Data entries

########

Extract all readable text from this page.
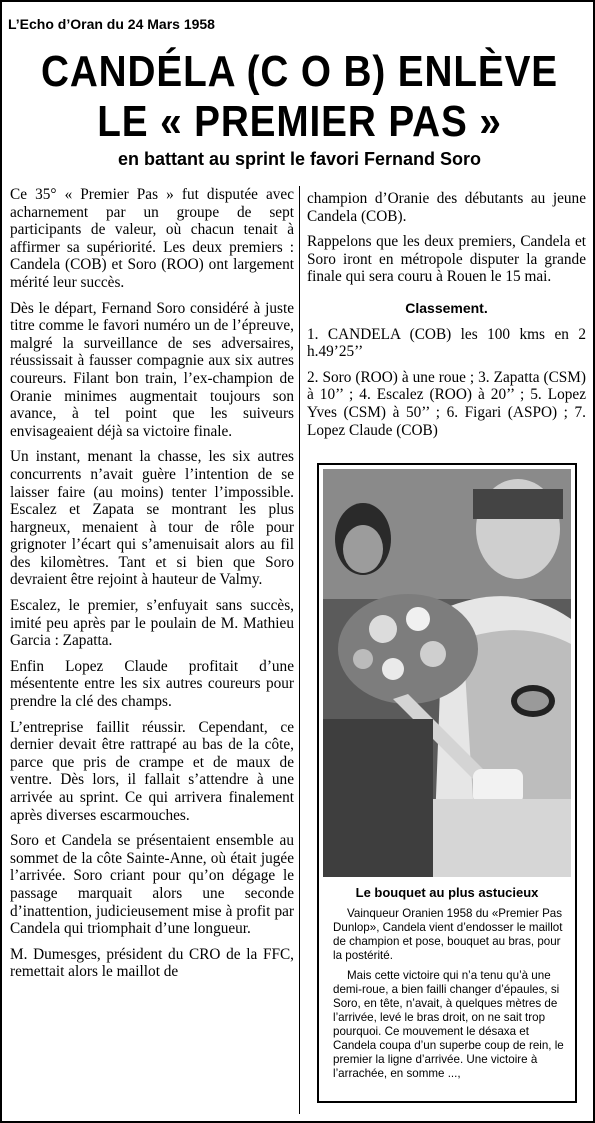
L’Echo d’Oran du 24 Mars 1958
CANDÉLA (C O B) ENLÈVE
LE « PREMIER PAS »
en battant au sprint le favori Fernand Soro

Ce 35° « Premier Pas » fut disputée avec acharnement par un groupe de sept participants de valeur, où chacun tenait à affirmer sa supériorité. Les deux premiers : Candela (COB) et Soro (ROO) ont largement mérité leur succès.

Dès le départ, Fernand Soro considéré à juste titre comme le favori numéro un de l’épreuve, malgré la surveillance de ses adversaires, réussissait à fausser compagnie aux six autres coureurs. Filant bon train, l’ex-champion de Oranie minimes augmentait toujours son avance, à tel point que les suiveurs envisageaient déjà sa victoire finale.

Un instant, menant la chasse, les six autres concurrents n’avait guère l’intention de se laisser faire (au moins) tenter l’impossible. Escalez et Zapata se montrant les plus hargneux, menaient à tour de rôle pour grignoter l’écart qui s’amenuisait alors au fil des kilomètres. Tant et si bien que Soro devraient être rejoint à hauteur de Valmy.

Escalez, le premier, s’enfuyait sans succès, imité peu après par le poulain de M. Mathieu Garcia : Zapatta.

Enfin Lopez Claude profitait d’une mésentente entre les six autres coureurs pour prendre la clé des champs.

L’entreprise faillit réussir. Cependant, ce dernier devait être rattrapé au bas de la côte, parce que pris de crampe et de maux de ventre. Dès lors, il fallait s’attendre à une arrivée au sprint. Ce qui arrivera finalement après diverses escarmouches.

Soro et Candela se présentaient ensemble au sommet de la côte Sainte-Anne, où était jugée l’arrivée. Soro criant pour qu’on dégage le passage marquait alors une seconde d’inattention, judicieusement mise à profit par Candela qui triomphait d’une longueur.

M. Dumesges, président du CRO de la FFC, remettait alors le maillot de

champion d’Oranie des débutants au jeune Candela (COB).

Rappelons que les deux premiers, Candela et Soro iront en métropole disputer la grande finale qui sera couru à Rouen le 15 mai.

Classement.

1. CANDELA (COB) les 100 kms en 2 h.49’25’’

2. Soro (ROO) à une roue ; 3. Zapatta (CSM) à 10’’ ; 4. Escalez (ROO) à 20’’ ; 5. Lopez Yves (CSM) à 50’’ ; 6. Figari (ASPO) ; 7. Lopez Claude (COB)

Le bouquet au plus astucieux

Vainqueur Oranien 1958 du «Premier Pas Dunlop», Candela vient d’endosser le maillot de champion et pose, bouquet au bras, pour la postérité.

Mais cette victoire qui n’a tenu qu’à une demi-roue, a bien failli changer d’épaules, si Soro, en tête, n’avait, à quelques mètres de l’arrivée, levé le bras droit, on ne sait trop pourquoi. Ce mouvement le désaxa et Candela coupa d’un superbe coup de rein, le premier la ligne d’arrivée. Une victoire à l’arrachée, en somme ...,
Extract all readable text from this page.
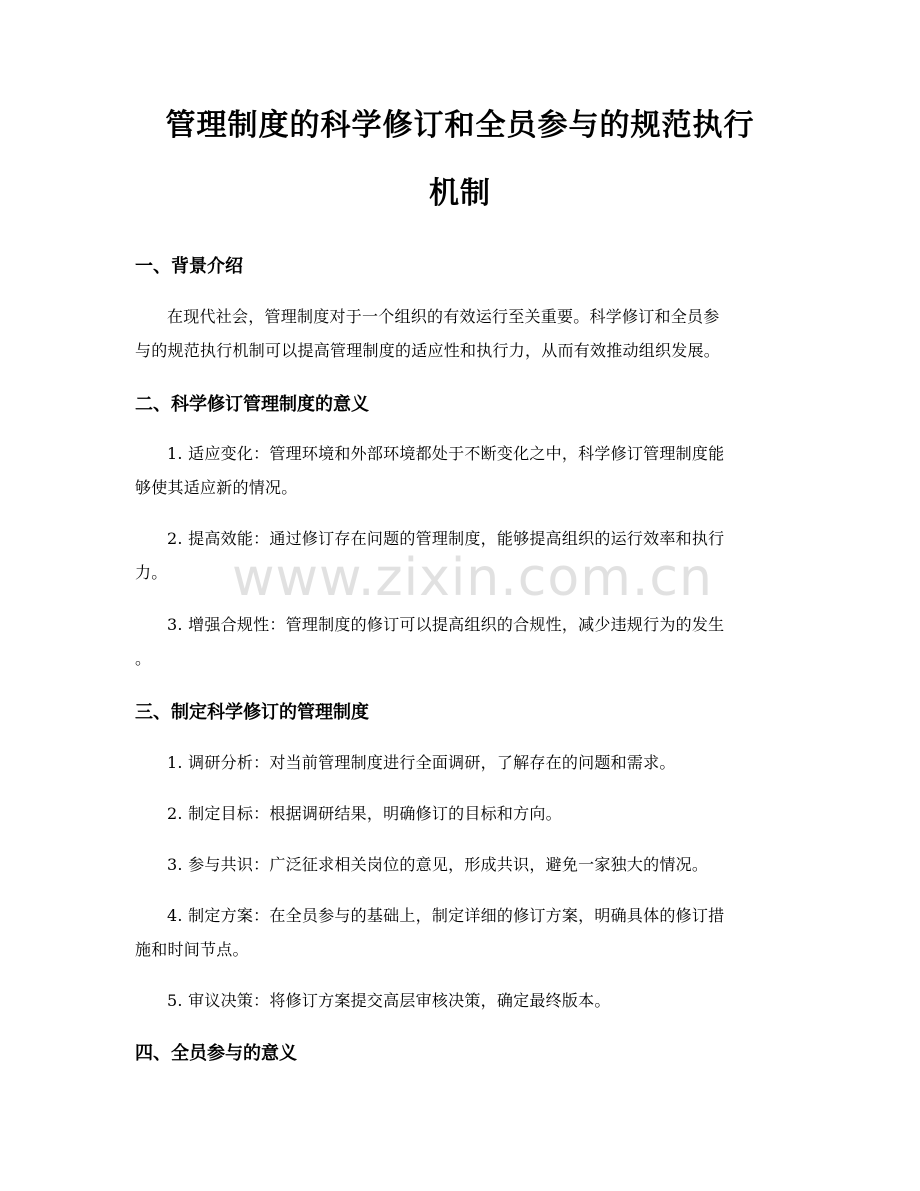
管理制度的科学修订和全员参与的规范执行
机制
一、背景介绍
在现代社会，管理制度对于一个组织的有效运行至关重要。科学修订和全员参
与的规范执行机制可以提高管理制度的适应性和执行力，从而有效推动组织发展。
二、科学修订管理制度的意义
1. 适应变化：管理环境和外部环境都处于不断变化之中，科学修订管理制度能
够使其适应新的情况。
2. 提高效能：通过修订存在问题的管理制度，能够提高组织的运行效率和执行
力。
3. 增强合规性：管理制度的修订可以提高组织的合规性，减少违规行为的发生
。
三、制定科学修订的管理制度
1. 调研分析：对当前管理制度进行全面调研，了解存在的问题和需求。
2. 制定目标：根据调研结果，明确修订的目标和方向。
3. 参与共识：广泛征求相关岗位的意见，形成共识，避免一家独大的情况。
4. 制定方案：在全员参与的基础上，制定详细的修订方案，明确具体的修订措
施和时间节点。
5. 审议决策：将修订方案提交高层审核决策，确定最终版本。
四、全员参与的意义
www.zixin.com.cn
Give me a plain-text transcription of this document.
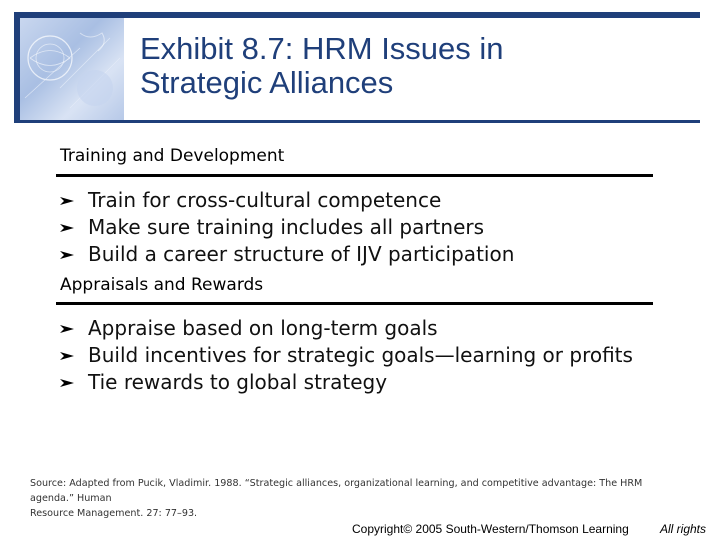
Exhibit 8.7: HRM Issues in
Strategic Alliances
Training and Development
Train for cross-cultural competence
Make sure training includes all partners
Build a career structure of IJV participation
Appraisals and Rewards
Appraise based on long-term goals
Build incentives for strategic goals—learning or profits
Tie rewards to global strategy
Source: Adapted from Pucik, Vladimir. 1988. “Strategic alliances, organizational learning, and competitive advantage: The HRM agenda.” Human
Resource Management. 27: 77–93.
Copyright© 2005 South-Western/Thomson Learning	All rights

########

**The task**
Look through the material above and pick out each line holding the word "succès".

**Answer below**
Ce 35° « Premier Pas » fut disputée avec acharnement par un groupe de sept participants de valeur, où chacun tenait à affirmer sa supériorité. Les deux premiers : Candela (COB) et Soro (ROO) ont largement mérité leur succès.
Escalez, le premier, s’enfuyait sans succès, imité peu après par le poulain de M. Mathieu Garcia : Zapatta.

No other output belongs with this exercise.